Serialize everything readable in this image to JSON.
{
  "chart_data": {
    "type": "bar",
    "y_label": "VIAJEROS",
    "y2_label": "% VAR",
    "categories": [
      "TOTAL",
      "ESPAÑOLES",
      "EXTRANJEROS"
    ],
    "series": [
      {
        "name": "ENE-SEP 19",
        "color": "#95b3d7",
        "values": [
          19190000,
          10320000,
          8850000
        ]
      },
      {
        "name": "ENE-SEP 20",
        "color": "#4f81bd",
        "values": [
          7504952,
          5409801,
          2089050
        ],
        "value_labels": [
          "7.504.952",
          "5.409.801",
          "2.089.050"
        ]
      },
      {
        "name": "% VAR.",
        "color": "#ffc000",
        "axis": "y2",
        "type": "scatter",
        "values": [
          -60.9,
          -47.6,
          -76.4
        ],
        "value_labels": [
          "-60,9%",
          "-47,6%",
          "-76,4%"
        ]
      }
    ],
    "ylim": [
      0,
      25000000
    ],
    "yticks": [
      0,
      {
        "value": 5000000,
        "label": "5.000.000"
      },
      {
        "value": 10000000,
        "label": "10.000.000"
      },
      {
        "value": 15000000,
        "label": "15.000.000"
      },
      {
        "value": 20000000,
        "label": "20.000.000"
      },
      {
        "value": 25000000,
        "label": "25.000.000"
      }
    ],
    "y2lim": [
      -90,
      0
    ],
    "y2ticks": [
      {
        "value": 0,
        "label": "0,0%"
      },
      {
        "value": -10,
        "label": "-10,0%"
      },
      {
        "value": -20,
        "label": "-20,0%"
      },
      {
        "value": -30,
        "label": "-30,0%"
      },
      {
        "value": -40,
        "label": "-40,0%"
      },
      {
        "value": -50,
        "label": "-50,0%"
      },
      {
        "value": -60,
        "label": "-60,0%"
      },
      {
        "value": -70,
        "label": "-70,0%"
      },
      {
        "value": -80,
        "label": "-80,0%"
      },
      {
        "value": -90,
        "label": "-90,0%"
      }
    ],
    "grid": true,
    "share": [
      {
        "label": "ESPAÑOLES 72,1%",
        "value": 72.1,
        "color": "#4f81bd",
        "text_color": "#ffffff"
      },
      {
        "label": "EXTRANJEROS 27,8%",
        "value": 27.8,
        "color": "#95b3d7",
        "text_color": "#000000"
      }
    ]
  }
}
━━━━━━━━
In the data above, how many lines contain the string "EXTRANJEROS"? Answer with the number only.

*Solution to this task*: 2